-- Supplied records --
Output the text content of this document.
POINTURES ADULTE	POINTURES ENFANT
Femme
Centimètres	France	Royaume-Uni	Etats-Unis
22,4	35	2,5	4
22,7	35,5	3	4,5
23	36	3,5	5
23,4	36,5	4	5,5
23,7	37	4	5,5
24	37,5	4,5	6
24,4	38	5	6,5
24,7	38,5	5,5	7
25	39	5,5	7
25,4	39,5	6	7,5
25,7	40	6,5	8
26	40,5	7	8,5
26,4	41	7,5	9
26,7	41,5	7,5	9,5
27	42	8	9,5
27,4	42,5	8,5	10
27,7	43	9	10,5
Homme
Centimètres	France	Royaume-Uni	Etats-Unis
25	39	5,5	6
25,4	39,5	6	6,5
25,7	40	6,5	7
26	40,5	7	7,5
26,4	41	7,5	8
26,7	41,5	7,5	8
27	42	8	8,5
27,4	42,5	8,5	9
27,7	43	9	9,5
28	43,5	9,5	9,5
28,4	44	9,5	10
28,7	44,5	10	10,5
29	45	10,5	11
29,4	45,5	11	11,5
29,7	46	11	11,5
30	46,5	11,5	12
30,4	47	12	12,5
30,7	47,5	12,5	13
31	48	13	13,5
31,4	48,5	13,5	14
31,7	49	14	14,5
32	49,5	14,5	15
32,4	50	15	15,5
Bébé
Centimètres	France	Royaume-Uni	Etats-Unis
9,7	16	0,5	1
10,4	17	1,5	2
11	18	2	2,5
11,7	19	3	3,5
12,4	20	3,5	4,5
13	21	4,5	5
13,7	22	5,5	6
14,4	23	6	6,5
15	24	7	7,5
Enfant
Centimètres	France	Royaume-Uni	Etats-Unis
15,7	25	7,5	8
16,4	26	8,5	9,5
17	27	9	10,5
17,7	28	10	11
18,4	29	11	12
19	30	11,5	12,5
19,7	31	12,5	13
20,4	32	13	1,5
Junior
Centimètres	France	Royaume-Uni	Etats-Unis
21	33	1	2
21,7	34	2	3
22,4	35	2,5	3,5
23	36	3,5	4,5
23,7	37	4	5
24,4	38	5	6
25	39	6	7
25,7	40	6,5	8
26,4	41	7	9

-- Exercise --
Every line above should be retyped exactly as given.

-- Expected answer --
Output the text content of this document.
POINTURES ADULTE	POINTURES ENFANT
Femme
Centimètres	France	Royaume-Uni	Etats-Unis
22,4	35	2,5	4
22,7	35,5	3	4,5
23	36	3,5	5
23,4	36,5	4	5,5
23,7	37	4	5,5
24	37,5	4,5	6
24,4	38	5	6,5
24,7	38,5	5,5	7
25	39	5,5	7
25,4	39,5	6	7,5
25,7	40	6,5	8
26	40,5	7	8,5
26,4	41	7,5	9
26,7	41,5	7,5	9,5
27	42	8	9,5
27,4	42,5	8,5	10
27,7	43	9	10,5
Homme
Centimètres	France	Royaume-Uni	Etats-Unis
25	39	5,5	6
25,4	39,5	6	6,5
25,7	40	6,5	7
26	40,5	7	7,5
26,4	41	7,5	8
26,7	41,5	7,5	8
27	42	8	8,5
27,4	42,5	8,5	9
27,7	43	9	9,5
28	43,5	9,5	9,5
28,4	44	9,5	10
28,7	44,5	10	10,5
29	45	10,5	11
29,4	45,5	11	11,5
29,7	46	11	11,5
30	46,5	11,5	12
30,4	47	12	12,5
30,7	47,5	12,5	13
31	48	13	13,5
31,4	48,5	13,5	14
31,7	49	14	14,5
32	49,5	14,5	15
32,4	50	15	15,5
Bébé
Centimètres	France	Royaume-Uni	Etats-Unis
9,7	16	0,5	1
10,4	17	1,5	2
11	18	2	2,5
11,7	19	3	3,5
12,4	20	3,5	4,5
13	21	4,5	5
13,7	22	5,5	6
14,4	23	6	6,5
15	24	7	7,5
Enfant
Centimètres	France	Royaume-Uni	Etats-Unis
15,7	25	7,5	8
16,4	26	8,5	9,5
17	27	9	10,5
17,7	28	10	11
18,4	29	11	12
19	30	11,5	12,5
19,7	31	12,5	13
20,4	32	13	1,5
Junior
Centimètres	France	Royaume-Uni	Etats-Unis
21	33	1	2
21,7	34	2	3
22,4	35	2,5	3,5
23	36	3,5	4,5
23,7	37	4	5
24,4	38	5	6
25	39	6	7
25,7	40	6,5	8
26,4	41	7	9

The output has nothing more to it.